═════ Raw data

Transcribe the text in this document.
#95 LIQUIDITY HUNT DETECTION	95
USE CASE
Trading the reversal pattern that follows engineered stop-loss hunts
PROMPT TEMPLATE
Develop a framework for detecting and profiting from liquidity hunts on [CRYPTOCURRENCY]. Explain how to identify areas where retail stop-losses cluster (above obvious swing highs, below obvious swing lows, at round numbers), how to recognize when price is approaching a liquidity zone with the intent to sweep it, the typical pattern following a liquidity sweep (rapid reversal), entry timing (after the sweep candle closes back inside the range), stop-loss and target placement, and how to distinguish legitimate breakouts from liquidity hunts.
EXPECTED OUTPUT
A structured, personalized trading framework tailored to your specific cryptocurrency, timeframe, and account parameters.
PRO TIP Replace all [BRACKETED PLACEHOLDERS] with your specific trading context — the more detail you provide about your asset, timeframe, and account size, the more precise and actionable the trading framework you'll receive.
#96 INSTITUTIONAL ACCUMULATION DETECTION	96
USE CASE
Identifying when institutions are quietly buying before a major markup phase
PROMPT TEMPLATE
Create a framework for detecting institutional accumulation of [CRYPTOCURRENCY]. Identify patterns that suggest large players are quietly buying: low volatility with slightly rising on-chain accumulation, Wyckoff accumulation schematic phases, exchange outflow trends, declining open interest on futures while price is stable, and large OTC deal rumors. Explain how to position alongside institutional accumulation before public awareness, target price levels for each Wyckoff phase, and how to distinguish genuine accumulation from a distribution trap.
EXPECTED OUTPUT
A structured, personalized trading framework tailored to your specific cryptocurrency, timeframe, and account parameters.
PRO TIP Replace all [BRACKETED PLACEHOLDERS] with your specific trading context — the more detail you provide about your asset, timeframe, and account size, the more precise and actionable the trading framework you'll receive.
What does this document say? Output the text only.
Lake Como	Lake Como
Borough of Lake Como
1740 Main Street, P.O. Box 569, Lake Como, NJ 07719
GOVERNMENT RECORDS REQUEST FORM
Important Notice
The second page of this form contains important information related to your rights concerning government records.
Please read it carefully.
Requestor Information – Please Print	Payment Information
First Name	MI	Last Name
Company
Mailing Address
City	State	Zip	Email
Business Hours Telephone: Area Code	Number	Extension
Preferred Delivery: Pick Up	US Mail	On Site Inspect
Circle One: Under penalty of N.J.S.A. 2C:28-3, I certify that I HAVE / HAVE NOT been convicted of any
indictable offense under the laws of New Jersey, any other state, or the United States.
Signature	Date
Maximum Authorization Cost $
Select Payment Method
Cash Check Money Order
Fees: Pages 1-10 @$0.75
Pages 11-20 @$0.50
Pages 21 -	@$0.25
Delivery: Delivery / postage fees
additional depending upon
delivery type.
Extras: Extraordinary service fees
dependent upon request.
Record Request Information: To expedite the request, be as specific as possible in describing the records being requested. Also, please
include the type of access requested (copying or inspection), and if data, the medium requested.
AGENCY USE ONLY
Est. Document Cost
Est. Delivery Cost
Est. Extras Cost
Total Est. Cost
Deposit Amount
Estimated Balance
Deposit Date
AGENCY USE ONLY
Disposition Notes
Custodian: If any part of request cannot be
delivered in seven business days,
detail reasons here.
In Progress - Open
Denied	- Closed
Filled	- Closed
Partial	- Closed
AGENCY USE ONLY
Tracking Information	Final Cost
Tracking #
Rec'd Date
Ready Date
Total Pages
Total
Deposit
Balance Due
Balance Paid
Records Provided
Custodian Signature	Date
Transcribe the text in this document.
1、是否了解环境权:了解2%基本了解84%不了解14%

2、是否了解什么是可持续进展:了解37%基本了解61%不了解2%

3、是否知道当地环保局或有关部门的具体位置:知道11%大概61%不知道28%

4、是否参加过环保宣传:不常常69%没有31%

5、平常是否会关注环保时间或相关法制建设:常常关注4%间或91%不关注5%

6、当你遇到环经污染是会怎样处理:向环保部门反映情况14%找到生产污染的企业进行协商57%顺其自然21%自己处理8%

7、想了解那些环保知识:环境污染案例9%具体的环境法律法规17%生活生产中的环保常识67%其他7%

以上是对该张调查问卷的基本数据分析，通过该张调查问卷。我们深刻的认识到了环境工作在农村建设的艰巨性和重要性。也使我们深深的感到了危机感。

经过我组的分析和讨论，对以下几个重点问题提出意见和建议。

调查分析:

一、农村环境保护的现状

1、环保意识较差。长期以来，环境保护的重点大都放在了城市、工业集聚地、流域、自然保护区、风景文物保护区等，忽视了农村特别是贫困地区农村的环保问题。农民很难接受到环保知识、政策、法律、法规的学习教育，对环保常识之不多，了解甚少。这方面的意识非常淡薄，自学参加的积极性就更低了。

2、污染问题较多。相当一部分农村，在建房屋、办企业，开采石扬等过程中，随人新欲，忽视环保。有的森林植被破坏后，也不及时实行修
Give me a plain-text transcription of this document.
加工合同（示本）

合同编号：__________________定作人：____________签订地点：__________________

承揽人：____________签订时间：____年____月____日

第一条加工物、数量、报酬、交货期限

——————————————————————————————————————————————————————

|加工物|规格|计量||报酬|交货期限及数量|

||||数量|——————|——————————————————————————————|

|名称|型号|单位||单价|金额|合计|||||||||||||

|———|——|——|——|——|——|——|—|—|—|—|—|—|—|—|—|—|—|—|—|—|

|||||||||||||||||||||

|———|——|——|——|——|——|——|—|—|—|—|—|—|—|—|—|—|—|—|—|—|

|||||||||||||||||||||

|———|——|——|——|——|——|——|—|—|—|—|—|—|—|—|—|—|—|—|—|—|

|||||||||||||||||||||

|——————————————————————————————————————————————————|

══════════

- _Exercise description_: Every line above should be written out again exactly as it stands.

- _Reply to the task_:
Transcribe the text in this document.
#95 LIQUIDITY HUNT DETECTION	95
USE CASE
Trading the reversal pattern that follows engineered stop-loss hunts
PROMPT TEMPLATE
Develop a framework for detecting and profiting from liquidity hunts on [CRYPTOCURRENCY]. Explain how to identify areas where retail stop-losses cluster (above obvious swing highs, below obvious swing lows, at round numbers), how to recognize when price is approaching a liquidity zone with the intent to sweep it, the typical pattern following a liquidity sweep (rapid reversal), entry timing (after the sweep candle closes back inside the range), stop-loss and target placement, and how to distinguish legitimate breakouts from liquidity hunts.
EXPECTED OUTPUT
A structured, personalized trading framework tailored to your specific cryptocurrency, timeframe, and account parameters.
PRO TIP Replace all [BRACKETED PLACEHOLDERS] with your specific trading context — the more detail you provide about your asset, timeframe, and account size, the more precise and actionable the trading framework you'll receive.
#96 INSTITUTIONAL ACCUMULATION DETECTION	96
USE CASE
Identifying when institutions are quietly buying before a major markup phase
PROMPT TEMPLATE
Create a framework for detecting institutional accumulation of [CRYPTOCURRENCY]. Identify patterns that suggest large players are quietly buying: low volatility with slightly rising on-chain accumulation, Wyckoff accumulation schematic phases, exchange outflow trends, declining open interest on futures while price is stable, and large OTC deal rumors. Explain how to position alongside institutional accumulation before public awareness, target price levels for each Wyckoff phase, and how to distinguish genuine accumulation from a distribution trap.
EXPECTED OUTPUT
A structured, personalized trading framework tailored to your specific cryptocurrency, timeframe, and account parameters.
PRO TIP Replace all [BRACKETED PLACEHOLDERS] with your specific trading context — the more detail you provide about your asset, timeframe, and account size, the more precise and actionable the trading framework you'll receive.
What does this document say? Output the text only.
Lake Como	Lake Como
Borough of Lake Como
1740 Main Street, P.O. Box 569, Lake Como, NJ 07719
GOVERNMENT RECORDS REQUEST FORM
Important Notice
The second page of this form contains important information related to your rights concerning government records.
Please read it carefully.
Requestor Information – Please Print	Payment Information
First Name	MI	Last Name
Company
Mailing Address
City	State	Zip	Email
Business Hours Telephone: Area Code	Number	Extension
Preferred Delivery: Pick Up	US Mail	On Site Inspect
Circle One: Under penalty of N.J.S.A. 2C:28-3, I certify that I HAVE / HAVE NOT been convicted of any
indictable offense under the laws of New Jersey, any other state, or the United States.
Signature	Date
Maximum Authorization Cost $
Select Payment Method
Cash Check Money Order
Fees: Pages 1-10 @$0.75
Pages 11-20 @$0.50
Pages 21 -	@$0.25
Delivery: Delivery / postage fees
additional depending upon
delivery type.
Extras: Extraordinary service fees
dependent upon request.
Record Request Information: To expedite the request, be as specific as possible in describing the records being requested. Also, please
include the type of access requested (copying or inspection), and if data, the medium requested.
AGENCY USE ONLY
Est. Document Cost
Est. Delivery Cost
Est. Extras Cost
Total Est. Cost
Deposit Amount
Estimated Balance
Deposit Date
AGENCY USE ONLY
Disposition Notes
Custodian: If any part of request cannot be
delivered in seven business days,
detail reasons here.
In Progress - Open
Denied	- Closed
Filled	- Closed
Partial	- Closed
AGENCY USE ONLY
Tracking Information	Final Cost
Tracking #
Rec'd Date
Ready Date
Total Pages
Total
Deposit
Balance Due
Balance Paid
Records Provided
Custodian Signature	Date
Transcribe the text in this document.
1、是否了解环境权:了解2%基本了解84%不了解14%

2、是否了解什么是可持续进展:了解37%基本了解61%不了解2%

3、是否知道当地环保局或有关部门的具体位置:知道11%大概61%不知道28%

4、是否参加过环保宣传:不常常69%没有31%

5、平常是否会关注环保时间或相关法制建设:常常关注4%间或91%不关注5%

6、当你遇到环经污染是会怎样处理:向环保部门反映情况14%找到生产污染的企业进行协商57%顺其自然21%自己处理8%

7、想了解那些环保知识:环境污染案例9%具体的环境法律法规17%生活生产中的环保常识67%其他7%

以上是对该张调查问卷的基本数据分析，通过该张调查问卷。我们深刻的认识到了环境工作在农村建设的艰巨性和重要性。也使我们深深的感到了危机感。

经过我组的分析和讨论，对以下几个重点问题提出意见和建议。

调查分析:

一、农村环境保护的现状

1、环保意识较差。长期以来，环境保护的重点大都放在了城市、工业集聚地、流域、自然保护区、风景文物保护区等，忽视了农村特别是贫困地区农村的环保问题。农民很难接受到环保知识、政策、法律、法规的学习教育，对环保常识之不多，了解甚少。这方面的意识非常淡薄，自学参加的积极性就更低了。

2、污染问题较多。相当一部分农村，在建房屋、办企业，开采石扬等过程中，随人新欲，忽视环保。有的森林植被破坏后，也不及时实行修
Give me a plain-text transcription of this document.
加工合同（示本）

合同编号：__________________定作人：____________签订地点：__________________

承揽人：____________签订时间：____年____月____日

第一条加工物、数量、报酬、交货期限

——————————————————————————————————————————————————————

|加工物|规格|计量||报酬|交货期限及数量|

||||数量|——————|——————————————————————————————|

|名称|型号|单位||单价|金额|合计|||||||||||||

|———|——|——|——|——|——|——|—|—|—|—|—|—|—|—|—|—|—|—|—|—|

|||||||||||||||||||||

|———|——|——|——|——|——|——|—|—|—|—|—|—|—|—|—|—|—|—|—|—|

|||||||||||||||||||||

|———|——|——|——|——|——|——|—|—|—|—|—|—|—|—|—|—|—|—|—|—|

|||||||||||||||||||||

|——————————————————————————————————————————————————|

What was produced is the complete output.